- _What to work on_
Identify the lines holding "errors" and copy them.

········

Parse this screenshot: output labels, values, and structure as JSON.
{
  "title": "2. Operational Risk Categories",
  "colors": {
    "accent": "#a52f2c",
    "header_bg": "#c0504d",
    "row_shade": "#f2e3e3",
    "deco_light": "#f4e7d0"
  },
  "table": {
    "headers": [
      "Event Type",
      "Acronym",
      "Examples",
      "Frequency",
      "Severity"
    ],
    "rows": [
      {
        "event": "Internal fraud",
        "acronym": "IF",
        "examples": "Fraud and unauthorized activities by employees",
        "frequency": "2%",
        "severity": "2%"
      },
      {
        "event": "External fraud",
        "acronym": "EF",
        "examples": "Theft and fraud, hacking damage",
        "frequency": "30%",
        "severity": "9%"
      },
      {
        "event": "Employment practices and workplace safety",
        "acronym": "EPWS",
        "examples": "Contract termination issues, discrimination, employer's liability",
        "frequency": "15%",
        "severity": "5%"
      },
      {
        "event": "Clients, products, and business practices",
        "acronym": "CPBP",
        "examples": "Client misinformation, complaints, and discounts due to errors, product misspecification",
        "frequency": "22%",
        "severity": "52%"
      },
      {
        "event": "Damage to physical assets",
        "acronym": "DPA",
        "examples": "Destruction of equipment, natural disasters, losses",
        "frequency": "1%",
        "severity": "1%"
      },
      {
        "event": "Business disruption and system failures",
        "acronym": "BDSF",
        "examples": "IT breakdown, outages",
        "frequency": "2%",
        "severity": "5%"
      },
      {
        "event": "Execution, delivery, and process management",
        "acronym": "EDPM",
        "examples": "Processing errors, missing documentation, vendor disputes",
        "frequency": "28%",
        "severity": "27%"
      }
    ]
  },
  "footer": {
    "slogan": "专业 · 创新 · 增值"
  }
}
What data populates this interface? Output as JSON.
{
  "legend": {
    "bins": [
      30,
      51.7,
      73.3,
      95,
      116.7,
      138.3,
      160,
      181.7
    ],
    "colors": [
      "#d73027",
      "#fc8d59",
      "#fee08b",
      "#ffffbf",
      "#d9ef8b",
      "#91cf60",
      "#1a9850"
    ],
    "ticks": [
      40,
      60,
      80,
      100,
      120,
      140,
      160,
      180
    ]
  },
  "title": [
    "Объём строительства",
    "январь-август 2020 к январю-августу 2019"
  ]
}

········

- _Result of the exercise_
        "examples": "Client misinformation, complaints, and discounts due to errors, product misspecification",
        "examples": "Processing errors, missing documentation, vendor disputes",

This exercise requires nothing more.